• [Exercise brief]:
Tally the lines in these records that hold the string "have", and reply with the number alone.
Start Working data
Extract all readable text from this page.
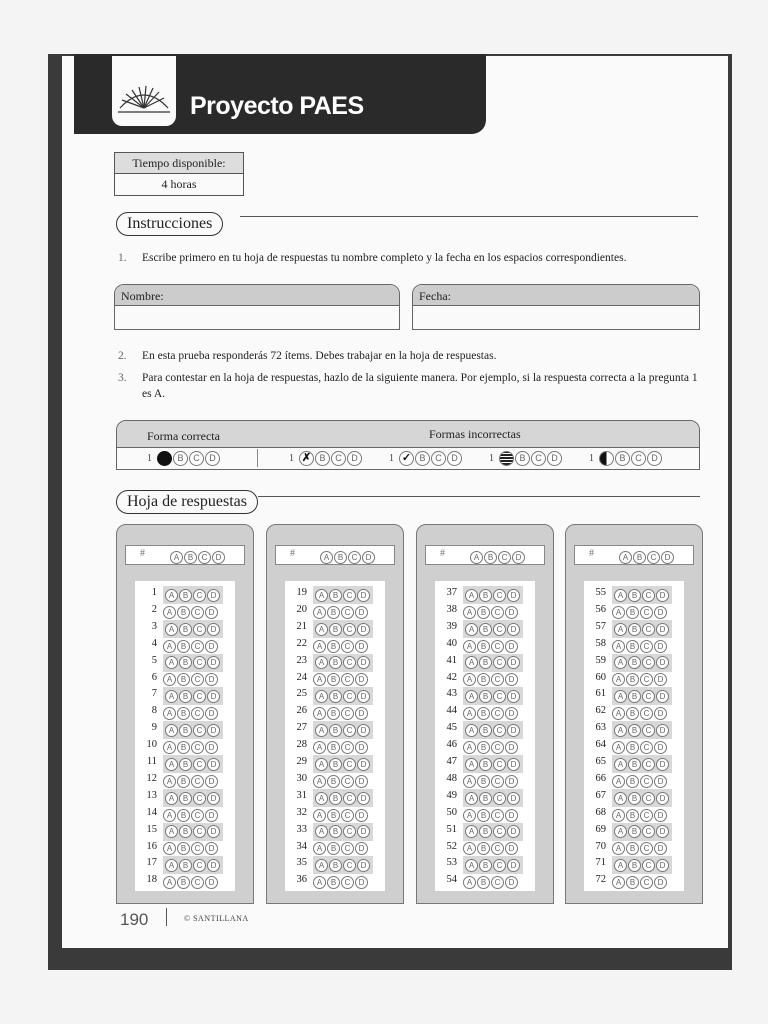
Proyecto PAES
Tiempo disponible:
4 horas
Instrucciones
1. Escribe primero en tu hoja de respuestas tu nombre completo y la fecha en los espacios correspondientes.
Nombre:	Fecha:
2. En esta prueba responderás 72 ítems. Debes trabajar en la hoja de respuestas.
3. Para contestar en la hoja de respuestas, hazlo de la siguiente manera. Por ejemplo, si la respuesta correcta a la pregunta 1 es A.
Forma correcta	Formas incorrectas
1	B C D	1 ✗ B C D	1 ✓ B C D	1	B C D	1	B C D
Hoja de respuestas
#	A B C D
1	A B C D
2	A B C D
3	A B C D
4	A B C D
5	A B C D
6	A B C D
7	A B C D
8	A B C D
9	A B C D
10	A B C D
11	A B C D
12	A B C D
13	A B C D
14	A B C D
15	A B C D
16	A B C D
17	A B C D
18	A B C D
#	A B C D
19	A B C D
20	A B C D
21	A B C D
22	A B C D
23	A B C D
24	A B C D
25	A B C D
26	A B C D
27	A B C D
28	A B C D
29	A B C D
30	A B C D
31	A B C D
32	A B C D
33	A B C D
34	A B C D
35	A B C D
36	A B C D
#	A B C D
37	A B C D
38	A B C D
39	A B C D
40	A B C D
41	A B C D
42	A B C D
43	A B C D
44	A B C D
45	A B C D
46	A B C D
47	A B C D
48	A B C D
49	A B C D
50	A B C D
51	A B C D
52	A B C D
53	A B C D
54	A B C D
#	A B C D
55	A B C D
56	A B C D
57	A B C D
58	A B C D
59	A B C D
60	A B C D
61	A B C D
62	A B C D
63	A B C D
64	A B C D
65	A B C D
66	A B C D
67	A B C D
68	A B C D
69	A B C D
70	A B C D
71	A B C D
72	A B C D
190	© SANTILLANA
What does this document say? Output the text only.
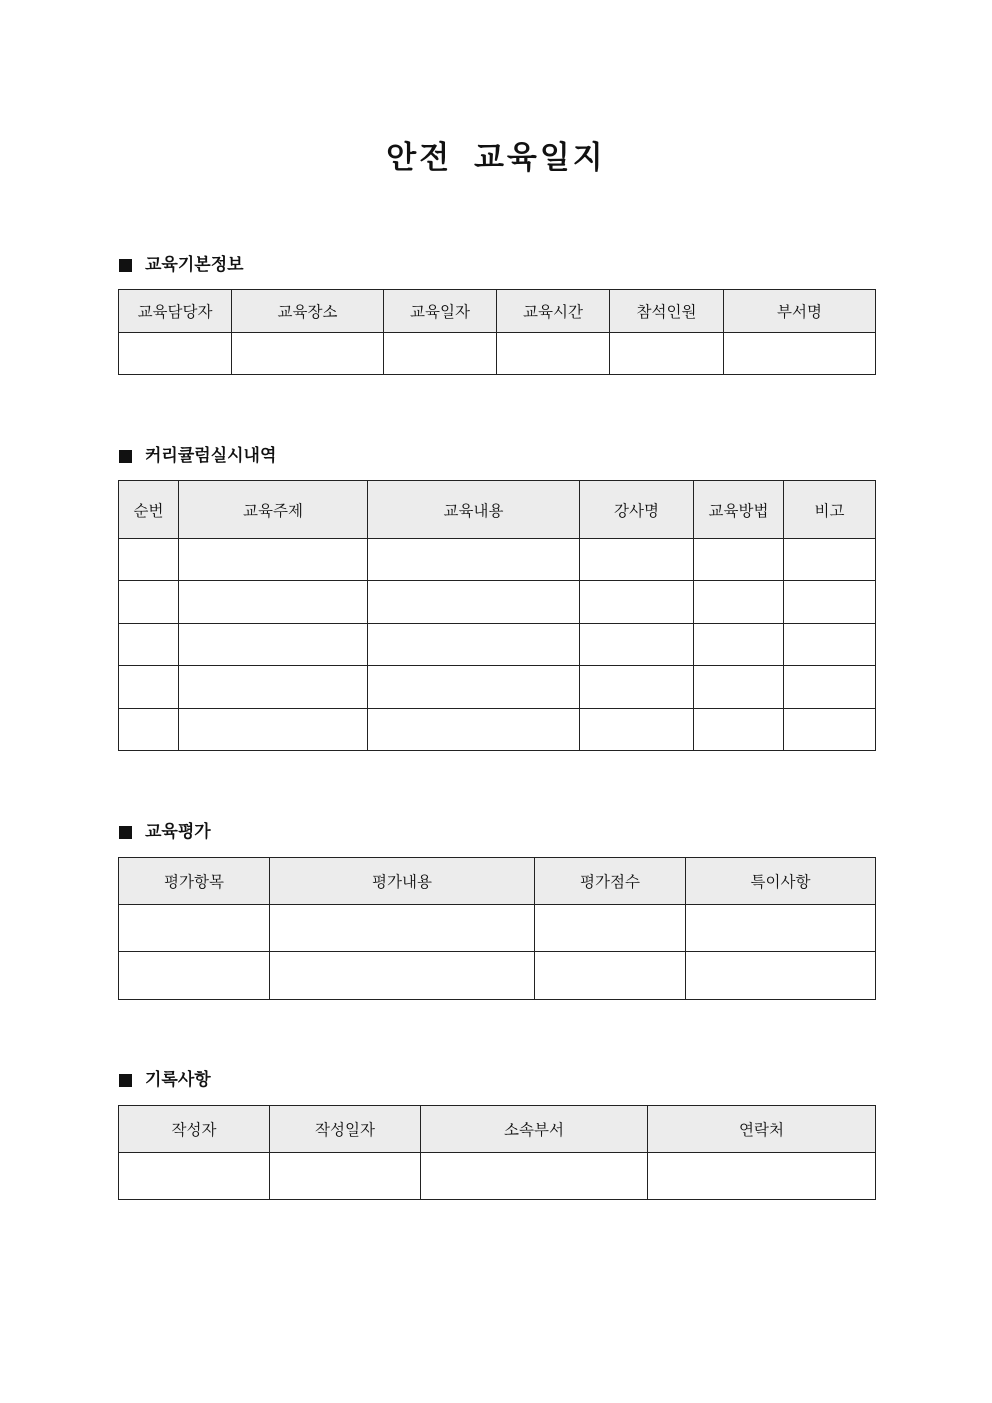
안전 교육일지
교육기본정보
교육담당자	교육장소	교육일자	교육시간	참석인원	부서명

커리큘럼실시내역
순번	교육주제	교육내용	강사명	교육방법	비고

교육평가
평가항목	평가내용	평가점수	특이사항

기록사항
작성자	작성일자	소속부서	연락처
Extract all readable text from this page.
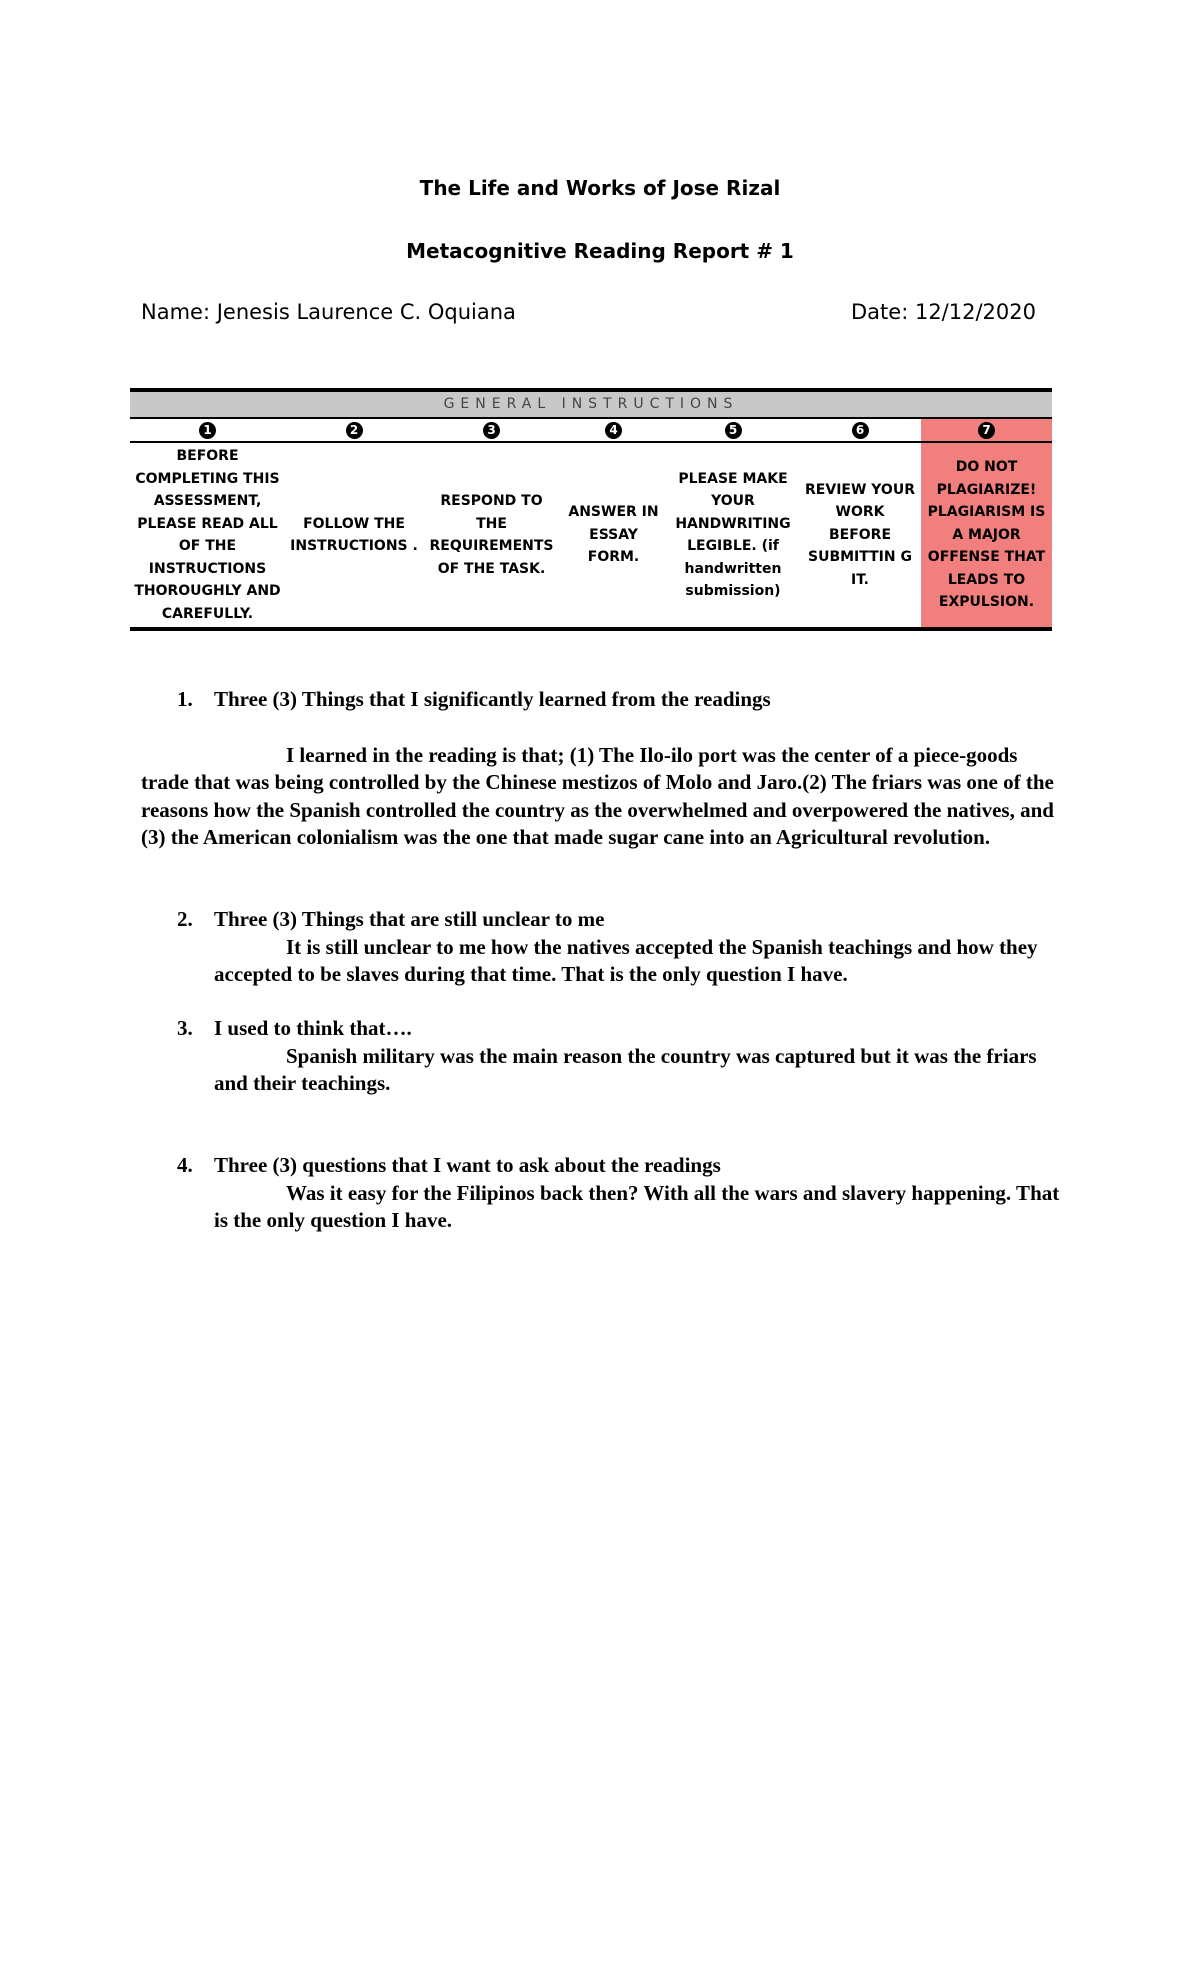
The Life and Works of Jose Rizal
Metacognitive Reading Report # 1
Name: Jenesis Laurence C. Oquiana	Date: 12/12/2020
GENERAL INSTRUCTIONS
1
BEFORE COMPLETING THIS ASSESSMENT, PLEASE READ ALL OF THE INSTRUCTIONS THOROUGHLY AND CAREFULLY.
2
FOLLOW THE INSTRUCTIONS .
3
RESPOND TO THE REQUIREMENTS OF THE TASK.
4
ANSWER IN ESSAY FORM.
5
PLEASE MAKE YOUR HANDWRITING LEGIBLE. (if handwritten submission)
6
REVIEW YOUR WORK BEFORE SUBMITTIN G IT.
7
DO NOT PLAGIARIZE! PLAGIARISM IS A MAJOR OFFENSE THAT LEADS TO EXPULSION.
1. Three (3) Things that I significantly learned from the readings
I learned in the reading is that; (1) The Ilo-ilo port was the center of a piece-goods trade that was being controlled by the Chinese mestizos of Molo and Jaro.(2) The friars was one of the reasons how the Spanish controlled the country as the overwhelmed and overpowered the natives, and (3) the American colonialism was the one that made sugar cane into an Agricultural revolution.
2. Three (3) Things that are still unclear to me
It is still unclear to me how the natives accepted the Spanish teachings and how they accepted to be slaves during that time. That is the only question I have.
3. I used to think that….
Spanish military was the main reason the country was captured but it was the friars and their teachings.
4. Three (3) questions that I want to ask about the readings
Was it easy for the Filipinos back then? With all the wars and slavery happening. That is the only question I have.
End Working data
• [Final result]:
2